### Supplied data
==================================================

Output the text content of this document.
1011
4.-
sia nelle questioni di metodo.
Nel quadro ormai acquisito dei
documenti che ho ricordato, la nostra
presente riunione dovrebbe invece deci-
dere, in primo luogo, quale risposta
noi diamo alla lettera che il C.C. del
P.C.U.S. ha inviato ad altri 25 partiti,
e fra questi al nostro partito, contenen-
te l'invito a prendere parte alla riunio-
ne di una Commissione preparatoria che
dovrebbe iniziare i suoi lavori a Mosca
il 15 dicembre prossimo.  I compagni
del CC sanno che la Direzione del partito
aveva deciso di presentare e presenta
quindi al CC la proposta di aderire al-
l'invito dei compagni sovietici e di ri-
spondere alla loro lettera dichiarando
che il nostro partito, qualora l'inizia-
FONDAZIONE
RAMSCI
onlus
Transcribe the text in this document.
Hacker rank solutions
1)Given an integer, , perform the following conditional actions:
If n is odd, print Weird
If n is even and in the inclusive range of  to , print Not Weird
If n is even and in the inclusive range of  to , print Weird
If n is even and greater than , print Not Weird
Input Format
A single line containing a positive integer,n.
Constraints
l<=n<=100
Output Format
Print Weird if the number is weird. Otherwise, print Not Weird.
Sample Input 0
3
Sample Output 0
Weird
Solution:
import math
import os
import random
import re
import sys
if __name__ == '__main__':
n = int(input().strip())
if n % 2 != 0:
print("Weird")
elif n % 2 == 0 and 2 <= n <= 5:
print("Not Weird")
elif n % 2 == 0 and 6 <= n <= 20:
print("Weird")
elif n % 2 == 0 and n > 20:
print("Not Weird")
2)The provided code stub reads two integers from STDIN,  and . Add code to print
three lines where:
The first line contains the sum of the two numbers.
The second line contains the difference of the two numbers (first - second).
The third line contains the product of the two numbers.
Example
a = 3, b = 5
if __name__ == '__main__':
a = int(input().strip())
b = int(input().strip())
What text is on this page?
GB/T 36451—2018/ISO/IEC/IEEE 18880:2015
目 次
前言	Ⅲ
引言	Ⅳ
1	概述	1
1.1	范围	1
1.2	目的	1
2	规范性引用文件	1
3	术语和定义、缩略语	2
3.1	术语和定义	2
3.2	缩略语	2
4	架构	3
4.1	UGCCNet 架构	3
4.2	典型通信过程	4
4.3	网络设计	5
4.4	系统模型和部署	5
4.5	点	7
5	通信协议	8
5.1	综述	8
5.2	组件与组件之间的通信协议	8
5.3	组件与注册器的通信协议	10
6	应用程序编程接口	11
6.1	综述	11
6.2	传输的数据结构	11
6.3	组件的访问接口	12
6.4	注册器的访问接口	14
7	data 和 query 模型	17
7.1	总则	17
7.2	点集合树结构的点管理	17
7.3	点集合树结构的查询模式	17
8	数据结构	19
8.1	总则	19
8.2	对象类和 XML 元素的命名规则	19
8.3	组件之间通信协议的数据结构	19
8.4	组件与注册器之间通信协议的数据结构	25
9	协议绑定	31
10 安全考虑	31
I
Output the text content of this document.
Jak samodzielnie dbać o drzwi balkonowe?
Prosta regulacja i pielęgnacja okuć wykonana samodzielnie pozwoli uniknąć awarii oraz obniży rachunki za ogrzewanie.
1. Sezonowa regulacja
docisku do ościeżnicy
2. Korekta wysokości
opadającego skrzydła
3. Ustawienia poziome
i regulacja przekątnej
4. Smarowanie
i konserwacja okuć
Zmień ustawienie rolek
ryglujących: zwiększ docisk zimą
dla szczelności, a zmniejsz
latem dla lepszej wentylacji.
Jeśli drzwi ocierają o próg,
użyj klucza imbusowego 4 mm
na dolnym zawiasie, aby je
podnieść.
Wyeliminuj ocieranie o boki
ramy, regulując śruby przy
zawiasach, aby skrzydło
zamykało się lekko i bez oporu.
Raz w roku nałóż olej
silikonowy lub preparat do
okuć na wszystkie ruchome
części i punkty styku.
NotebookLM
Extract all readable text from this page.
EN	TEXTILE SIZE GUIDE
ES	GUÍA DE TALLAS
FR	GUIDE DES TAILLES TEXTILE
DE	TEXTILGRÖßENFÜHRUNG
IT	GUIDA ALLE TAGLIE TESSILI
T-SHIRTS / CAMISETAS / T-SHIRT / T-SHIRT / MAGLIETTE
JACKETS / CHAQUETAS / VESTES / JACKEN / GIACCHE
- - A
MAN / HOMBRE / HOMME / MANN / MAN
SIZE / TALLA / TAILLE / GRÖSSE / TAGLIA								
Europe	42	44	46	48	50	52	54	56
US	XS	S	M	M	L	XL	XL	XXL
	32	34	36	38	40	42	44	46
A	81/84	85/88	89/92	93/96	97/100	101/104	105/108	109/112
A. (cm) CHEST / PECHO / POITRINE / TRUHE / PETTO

==================================================

### Requirement
Check each line of the records for the string "range" and state how many lines contain it. Give only the number.

### Exercise solution
2